- **Work to be completed**: Will you output all of the data below exactly, omitting the images?

--- BEGIN Records to process ---

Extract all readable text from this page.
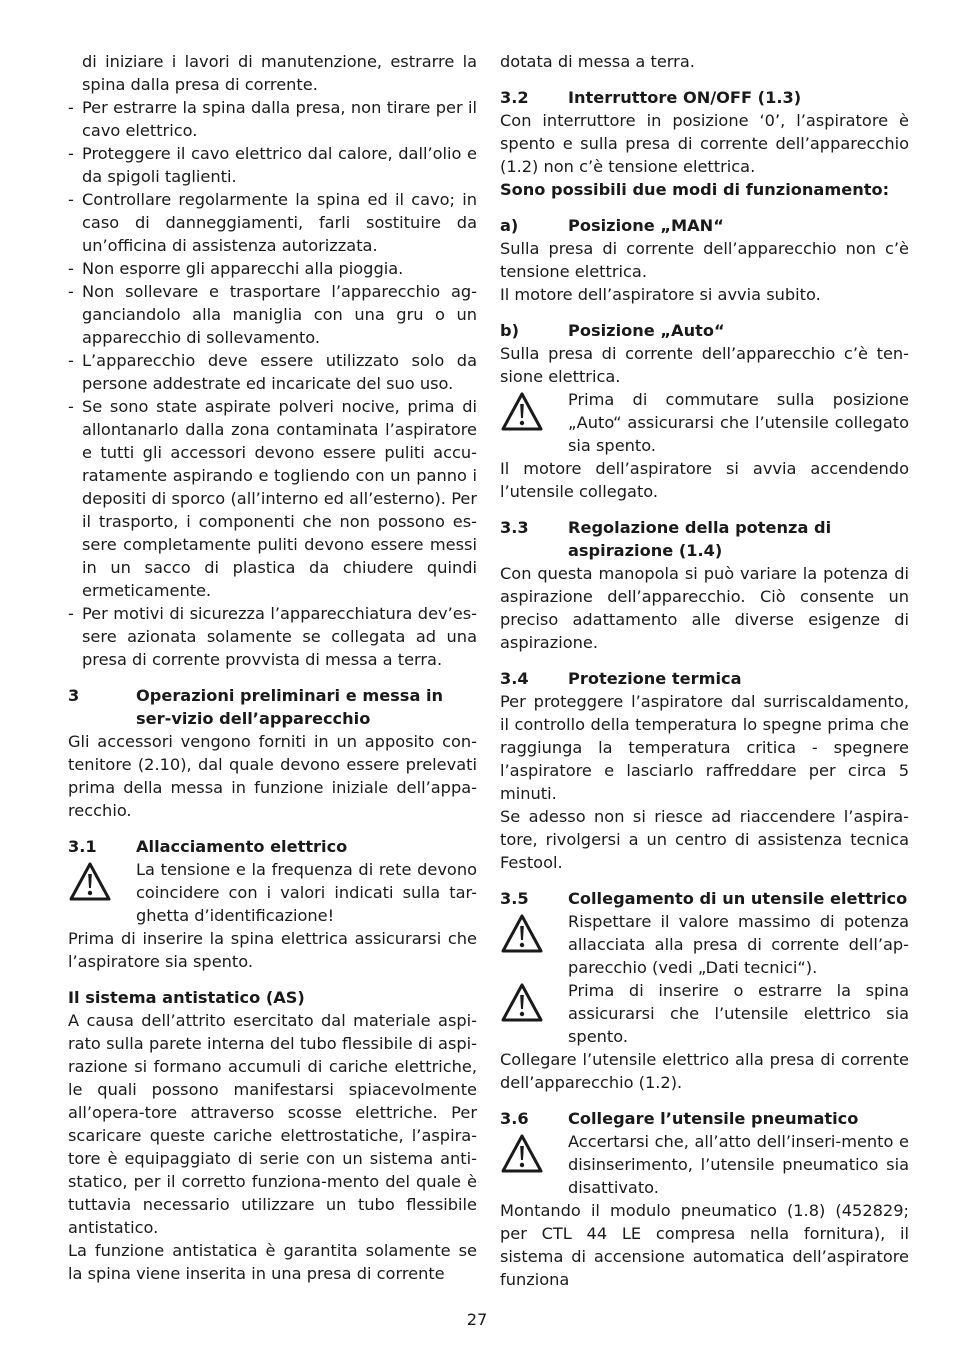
di iniziare i lavori di manutenzione, estrarre la spina dalla presa di corrente.

- Per estrarre la spina dalla presa, non tirare per il cavo elettrico.
- Proteggere il cavo elettrico dal calore, dall’olio e da spigoli taglienti.
- Controllare regolarmente la spina ed il cavo; in caso di danneggiamenti, farli sostituire da un’officina di assistenza autorizzata.
- Non esporre gli apparecchi alla pioggia.
- Non sollevare e trasportare l’apparecchio ag-ganciandolo alla maniglia con una gru o un apparecchio di sollevamento.
- L’apparecchio deve essere utilizzato solo da persone addestrate ed incaricate del suo uso.
- Se sono state aspirate polveri nocive, prima di allontanarlo dalla zona contaminata l’aspiratore e tutti gli accessori devono essere puliti accu-ratamente aspirando e togliendo con un panno i depositi di sporco (all’interno ed all’esterno). Per il trasporto, i componenti che non possono es-sere completamente puliti devono essere messi in un sacco di plastica da chiudere quindi ermeticamente.
- Per motivi di sicurezza l’apparecchiatura dev’es-sere azionata solamente se collegata ad una presa di corrente provvista di messa a terra.
3	Operazioni preliminari e messa in ser-vizio dell’apparecchio

Gli accessori vengono forniti in un apposito con-tenitore (2.10), dal quale devono essere prelevati prima della messa in funzione iniziale dell’appa-recchio.

3.1	Allacciamento elettrico
La tensione e la frequenza di rete devono coincidere con i valori indicati sulla tar-ghetta d’identificazione!

Prima di inserire la spina elettrica assicurarsi che l’aspiratore sia spento.

Il sistema antistatico (AS)

A causa dell’attrito esercitato dal materiale aspi-rato sulla parete interna del tubo flessibile di aspi-razione si formano accumuli di cariche elettriche, le quali possono manifestarsi spiacevolmente all’opera-tore attraverso scosse elettriche. Per scaricare queste cariche elettrostatiche, l’aspira-tore è equipaggiato di serie con un sistema anti-statico, per il corretto funziona-mento del quale è tuttavia necessario utilizzare un tubo flessibile antistatico.

La funzione antistatica è garantita solamente se la spina viene inserita in una presa di corrente

dotata di messa a terra.

3.2	Interruttore ON/OFF (1.3)

Con interruttore in posizione ‘0’, l’aspiratore è spento e sulla presa di corrente dell’apparecchio (1.2) non c’è tensione elettrica.

Sono possibili due modi di funzionamento:

a)	Posizione „MAN“

Sulla presa di corrente dell’apparecchio non c’è tensione elettrica.

Il motore dell’aspiratore si avvia subito.

b)	Posizione „Auto“

Sulla presa di corrente dell’apparecchio c’è ten-sione elettrica.

Prima di commutare sulla posizione „Auto“ assicurarsi che l’utensile collegato sia spento.

Il motore dell’aspiratore si avvia accendendo l’utensile collegato.

3.3	Regolazione della potenza di aspirazione (1.4)

Con questa manopola si può variare la potenza di aspirazione dell’apparecchio. Ciò consente un preciso adattamento alle diverse esigenze di aspirazione.

3.4	Protezione termica

Per proteggere l’aspiratore dal surriscaldamento, il controllo della temperatura lo spegne prima che raggiunga la temperatura critica - spegnere l’aspiratore e lasciarlo raffreddare per circa 5 minuti.

Se adesso non si riesce ad riaccendere l’aspira-tore, rivolgersi a un centro di assistenza tecnica Festool.

3.5	Collegamento di un utensile elettrico
Rispettare il valore massimo di potenza allacciata alla presa di corrente dell’ap-parecchio (vedi „Dati tecnici“).
Prima di inserire o estrarre la spina assicurarsi che l’utensile elettrico sia spento.

Collegare l’utensile elettrico alla presa di corrente dell’apparecchio (1.2).

3.6	Collegare l’utensile pneumatico
Accertarsi che, all’atto dell’inseri-mento e disinserimento, l’utensile pneumatico sia disattivato.

Montando il modulo pneumatico (1.8) (452829; per CTL 44 LE compresa nella fornitura), il sistema di accensione automatica dell’aspiratore funziona

27
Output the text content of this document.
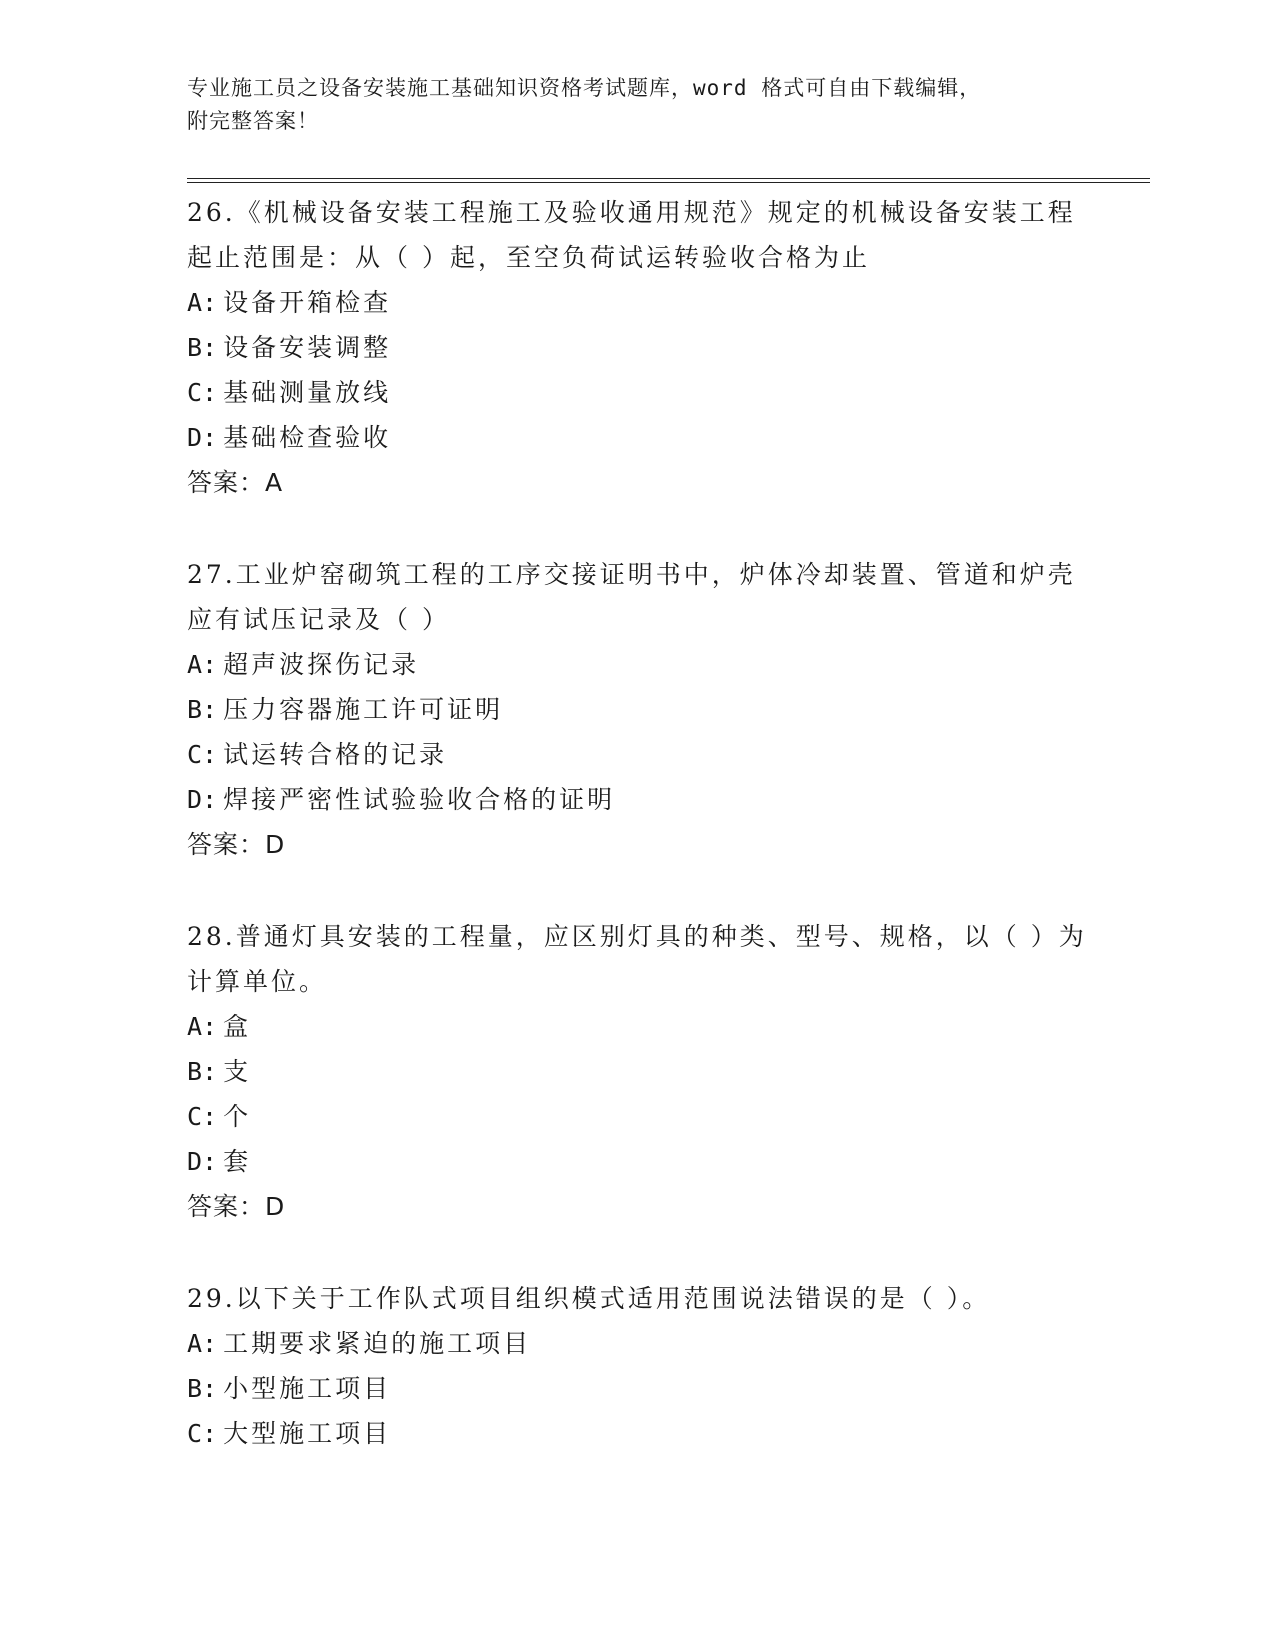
专业施工员之设备安装施工基础知识资格考试题库，word 格式可自由下载编辑，
附完整答案！
26.《机械设备安装工程施工及验收通用规范》规定的机械设备安装工程起止范围是：从（ ）起，至空负荷试运转验收合格为止
A: 设备开箱检查
B: 设备安装调整
C: 基础测量放线
D: 基础检查验收
答案：A
27.工业炉窑砌筑工程的工序交接证明书中，炉体冷却装置、管道和炉壳应有试压记录及（ ）
A: 超声波探伤记录
B: 压力容器施工许可证明
C: 试运转合格的记录
D: 焊接严密性试验验收合格的证明
答案：D
28.普通灯具安装的工程量，应区别灯具的种类、型号、规格，以（ ）为计算单位。
A: 盒
B: 支
C: 个
D: 套
答案：D
29.以下关于工作队式项目组织模式适用范围说法错误的是（ ）。
A: 工期要求紧迫的施工项目
B: 小型施工项目
C: 大型施工项目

--- END Records to process ---

- **Task output**:
Extract all readable text from this page.
di iniziare i lavori di manutenzione, estrarre la spina dalla presa di corrente.

- Per estrarre la spina dalla presa, non tirare per il cavo elettrico.
- Proteggere il cavo elettrico dal calore, dall’olio e da spigoli taglienti.
- Controllare regolarmente la spina ed il cavo; in caso di danneggiamenti, farli sostituire da un’officina di assistenza autorizzata.
- Non esporre gli apparecchi alla pioggia.
- Non sollevare e trasportare l’apparecchio ag-ganciandolo alla maniglia con una gru o un apparecchio di sollevamento.
- L’apparecchio deve essere utilizzato solo da persone addestrate ed incaricate del suo uso.
- Se sono state aspirate polveri nocive, prima di allontanarlo dalla zona contaminata l’aspiratore e tutti gli accessori devono essere puliti accu-ratamente aspirando e togliendo con un panno i depositi di sporco (all’interno ed all’esterno). Per il trasporto, i componenti che non possono es-sere completamente puliti devono essere messi in un sacco di plastica da chiudere quindi ermeticamente.
- Per motivi di sicurezza l’apparecchiatura dev’es-sere azionata solamente se collegata ad una presa di corrente provvista di messa a terra.
3	Operazioni preliminari e messa in ser-vizio dell’apparecchio

Gli accessori vengono forniti in un apposito con-tenitore (2.10), dal quale devono essere prelevati prima della messa in funzione iniziale dell’appa-recchio.

3.1	Allacciamento elettrico
La tensione e la frequenza di rete devono coincidere con i valori indicati sulla tar-ghetta d’identificazione!

Prima di inserire la spina elettrica assicurarsi che l’aspiratore sia spento.

Il sistema antistatico (AS)

A causa dell’attrito esercitato dal materiale aspi-rato sulla parete interna del tubo flessibile di aspi-razione si formano accumuli di cariche elettriche, le quali possono manifestarsi spiacevolmente all’opera-tore attraverso scosse elettriche. Per scaricare queste cariche elettrostatiche, l’aspira-tore è equipaggiato di serie con un sistema anti-statico, per il corretto funziona-mento del quale è tuttavia necessario utilizzare un tubo flessibile antistatico.

La funzione antistatica è garantita solamente se la spina viene inserita in una presa di corrente

dotata di messa a terra.

3.2	Interruttore ON/OFF (1.3)

Con interruttore in posizione ‘0’, l’aspiratore è spento e sulla presa di corrente dell’apparecchio (1.2) non c’è tensione elettrica.

Sono possibili due modi di funzionamento:

a)	Posizione „MAN“

Sulla presa di corrente dell’apparecchio non c’è tensione elettrica.

Il motore dell’aspiratore si avvia subito.

b)	Posizione „Auto“

Sulla presa di corrente dell’apparecchio c’è ten-sione elettrica.

Prima di commutare sulla posizione „Auto“ assicurarsi che l’utensile collegato sia spento.

Il motore dell’aspiratore si avvia accendendo l’utensile collegato.

3.3	Regolazione della potenza di aspirazione (1.4)

Con questa manopola si può variare la potenza di aspirazione dell’apparecchio. Ciò consente un preciso adattamento alle diverse esigenze di aspirazione.

3.4	Protezione termica

Per proteggere l’aspiratore dal surriscaldamento, il controllo della temperatura lo spegne prima che raggiunga la temperatura critica - spegnere l’aspiratore e lasciarlo raffreddare per circa 5 minuti.

Se adesso non si riesce ad riaccendere l’aspira-tore, rivolgersi a un centro di assistenza tecnica Festool.

3.5	Collegamento di un utensile elettrico
Rispettare il valore massimo di potenza allacciata alla presa di corrente dell’ap-parecchio (vedi „Dati tecnici“).
Prima di inserire o estrarre la spina assicurarsi che l’utensile elettrico sia spento.

Collegare l’utensile elettrico alla presa di corrente dell’apparecchio (1.2).

3.6	Collegare l’utensile pneumatico
Accertarsi che, all’atto dell’inseri-mento e disinserimento, l’utensile pneumatico sia disattivato.

Montando il modulo pneumatico (1.8) (452829; per CTL 44 LE compresa nella fornitura), il sistema di accensione automatica dell’aspiratore funziona

27
Output the text content of this document.
专业施工员之设备安装施工基础知识资格考试题库，word 格式可自由下载编辑，
附完整答案！
26.《机械设备安装工程施工及验收通用规范》规定的机械设备安装工程起止范围是：从（ ）起，至空负荷试运转验收合格为止
A: 设备开箱检查
B: 设备安装调整
C: 基础测量放线
D: 基础检查验收
答案：A
27.工业炉窑砌筑工程的工序交接证明书中，炉体冷却装置、管道和炉壳应有试压记录及（ ）
A: 超声波探伤记录
B: 压力容器施工许可证明
C: 试运转合格的记录
D: 焊接严密性试验验收合格的证明
答案：D
28.普通灯具安装的工程量，应区别灯具的种类、型号、规格，以（ ）为计算单位。
A: 盒
B: 支
C: 个
D: 套
答案：D
29.以下关于工作队式项目组织模式适用范围说法错误的是（ ）。
A: 工期要求紧迫的施工项目
B: 小型施工项目
C: 大型施工项目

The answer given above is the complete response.